■ Bloco de texto
O
Ministério Público Federal (MPF) ingressou com uma ação civil pública
(ACP) buscando a anulação do Decreto 9.824/19, do Governo Federal, que
autoriza o funcionamento de salinas em áreas de preservação
permanente (APPs), no Rio Grande do Norte. A medida, aponta o MPF, se
baseou em motivo falso e desrespeita leis ambientais A ACP inclui um
pedido liminar para suspender o decreto e destaca os riscos para o
ecossistema, caso a nova regra seja mantida em vigor.
Ao todo,
estudos técnicos apontaram que aproximadamente 3 mil hectares de áreas
de preservação permanentes (sobretudo manguezais) são ocupados
irregularmente por salineiras no Rio Grande do Norte.
No início deste ano, o MPF ingressou com ações contra 18 empresas do
setor, pedindo a remoção da produção de sal das APPs para outras áreas e
a recuperação dos espaços degradados. Para minimizar os impactos
financeiros do setor, sugeriu um prazo de até oito
anos, nos quais os proprietários poderiam planejar e concretizar essa
realocação.
Em 4 de
junho, contudo, o Decreto 9.824/19 foi assinado pelo presidente da
República Jair Bolsonaro e concedeu o status de interesse social à
atividade salineira, o que possibilita que as empresas
sigam ocupando as APPs. De acordo com a ação civil pública, de autoria
do procurador da República Emanuel Ferreira, esse decreto não leva em
consideração que há alternativas técnicas.
De acordo
com a Lei nº 12.651/12, interesse social pode ser declarado em
atividades diversas “quando inexistir alternativa técnica e locacional à
atividade proposta”. No caso das salineiras potiguares,
a realocação da produção é uma possibilidade tendo em vista que apenas
10,7% da área ocupada pelas empresas se encontra em APPs, ao contrário
do que foi citado no processo administrativo que serviu de base à
assinatura do decreto. Nesse documento o pressuposto,
falso, era de que 100% das salineiras se encontravam em áreas de
preservação.
Além
disso, o 9.824/19 desrespeita o princípio do desenvolvimento sustentável
e diversos tratados de direitos humanos, pois “praticamente nenhuma
consideração séria foi efetivada em relação à proteção
ao meio ambiente, concentrando-se o processo administrativo,
unicamente, em questões econômicas”. Também ofende o art. 225 da
Constituição ao ignorar a necessidade de proteção das APPs prevista na
Lei 12.651, conforme já abordado em ações civis públicas já
ajuizadas.
A ACP foi protocolada na 10ª Vara da Justiça Federal no RN, sob o nº 0801432-95.2019.4.05.8401.

■ Complete o seguinte
• a. Transcreva palavra por palavra as linhas dos dados brutos: comece na primeira linha e pare depois da linha que contém "text-preview: 第 11", incluindo as duas.
• b. Dê prosseguimento ao texto sobre o decreto das salinas no Rio Grande do Norte, escrevendo a parte que viria logo após a última frase.

■ Dados brutos
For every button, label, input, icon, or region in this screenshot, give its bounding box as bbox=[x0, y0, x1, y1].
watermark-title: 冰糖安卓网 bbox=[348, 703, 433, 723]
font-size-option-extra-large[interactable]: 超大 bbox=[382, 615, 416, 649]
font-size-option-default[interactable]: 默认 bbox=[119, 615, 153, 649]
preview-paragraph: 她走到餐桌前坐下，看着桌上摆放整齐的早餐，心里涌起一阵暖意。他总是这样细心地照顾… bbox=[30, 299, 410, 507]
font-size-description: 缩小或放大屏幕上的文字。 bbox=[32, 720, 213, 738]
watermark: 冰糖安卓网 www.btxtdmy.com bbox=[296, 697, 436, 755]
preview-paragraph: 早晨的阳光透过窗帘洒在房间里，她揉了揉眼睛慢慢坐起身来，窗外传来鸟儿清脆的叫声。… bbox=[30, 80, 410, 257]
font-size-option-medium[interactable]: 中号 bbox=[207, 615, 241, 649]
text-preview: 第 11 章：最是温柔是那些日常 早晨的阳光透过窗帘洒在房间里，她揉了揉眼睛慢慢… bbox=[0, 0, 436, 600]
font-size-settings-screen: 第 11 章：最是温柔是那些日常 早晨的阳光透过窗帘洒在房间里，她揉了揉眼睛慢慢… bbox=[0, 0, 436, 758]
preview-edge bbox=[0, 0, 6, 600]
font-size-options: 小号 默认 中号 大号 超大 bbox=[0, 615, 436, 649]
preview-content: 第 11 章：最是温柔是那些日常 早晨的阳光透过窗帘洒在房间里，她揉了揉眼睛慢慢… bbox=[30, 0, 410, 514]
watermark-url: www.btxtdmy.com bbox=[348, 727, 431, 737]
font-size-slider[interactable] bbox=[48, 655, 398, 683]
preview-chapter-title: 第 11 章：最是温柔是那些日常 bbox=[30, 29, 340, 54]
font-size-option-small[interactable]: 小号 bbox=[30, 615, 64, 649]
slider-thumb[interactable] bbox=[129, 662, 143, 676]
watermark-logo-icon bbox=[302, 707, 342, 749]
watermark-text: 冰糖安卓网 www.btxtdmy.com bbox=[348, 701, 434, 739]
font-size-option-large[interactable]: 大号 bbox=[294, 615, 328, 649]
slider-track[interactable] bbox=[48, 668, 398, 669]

■ Respostas por tarefa
• a.
For every button, label, input, icon, or region in this screenshot, give its bounding box as bbox=[x0, y0, x1, y1].
watermark-title: 冰糖安卓网 bbox=[348, 703, 433, 723]
font-size-option-extra-large[interactable]: 超大 bbox=[382, 615, 416, 649]
font-size-option-default[interactable]: 默认 bbox=[119, 615, 153, 649]
preview-paragraph: 她走到餐桌前坐下，看着桌上摆放整齐的早餐，心里涌起一阵暖意。他总是这样细心地照顾… bbox=[30, 299, 410, 507]
font-size-description: 缩小或放大屏幕上的文字。 bbox=[32, 720, 213, 738]
watermark: 冰糖安卓网 www.btxtdmy.com bbox=[296, 697, 436, 755]
preview-paragraph: 早晨的阳光透过窗帘洒在房间里，她揉了揉眼睛慢慢坐起身来，窗外传来鸟儿清脆的叫声。… bbox=[30, 80, 410, 257]
font-size-option-medium[interactable]: 中号 bbox=[207, 615, 241, 649]
text-preview: 第 11 章：最是温柔是那些日常 早晨的阳光透过窗帘洒在房间里，她揉了揉眼睛慢慢… bbox=[0, 0, 436, 600]

• b.
Tentativas
- Desde 2013 o MPF busca regularizar a atuação do setor salineiro no Rio
Grande do Norte, tendo instaurado diversos inquéritos civis a partir da
Operação “Ouro Branco”, deflagrada pelo Ibama. Duas audiências públicas
sobre o tema foram realizadas e várias tentativas
foram feitas para que as empresas assinassem termos de ajustamento de
conduta (TACs), sem sucesso.
Técnicos
do Ibama e do Idema/RN chegaram a ser convocados para formarem o chamado
Grupo de Trabalho do Sal, o “GT-Sal”, que elaborou o relatório no qual o
MPF baseia suas iniciativas. Após a busca
dos acordos se mostrar infrutífera, as ações foram impetradas no início
do ano (algumas das quais já resultaram em liminares determinando a
retirada de pilhas de sal das áreas de preservação).
Riscos -
A área total pertencente às indústrias salineiras no RN totaliza 41.718
ha. Desses, 30.642 são atualmente explorados, sendo 3.284,48 ha
(10,71%) em APPs. Diante das ações do MPF,
os empresários buscaram apoio político para a edição do decreto,
obtendo o que a ACP considera uma indevida “anistia aos graves danos
ambientais causados”.
As
alegações das empresas quanto à inviabilidade de se desocupar essa
parcela das propriedades ainda não foram demonstradas por quaisquer
estudos incluídos aos processos. Por outro lado, está cientificamente
comprovado que a continuidade da atividade pode resultar, além dos
impactos ambientais gerados diretamente pela ocupação ou supressão do
mangue, em diversos outros prejuízos.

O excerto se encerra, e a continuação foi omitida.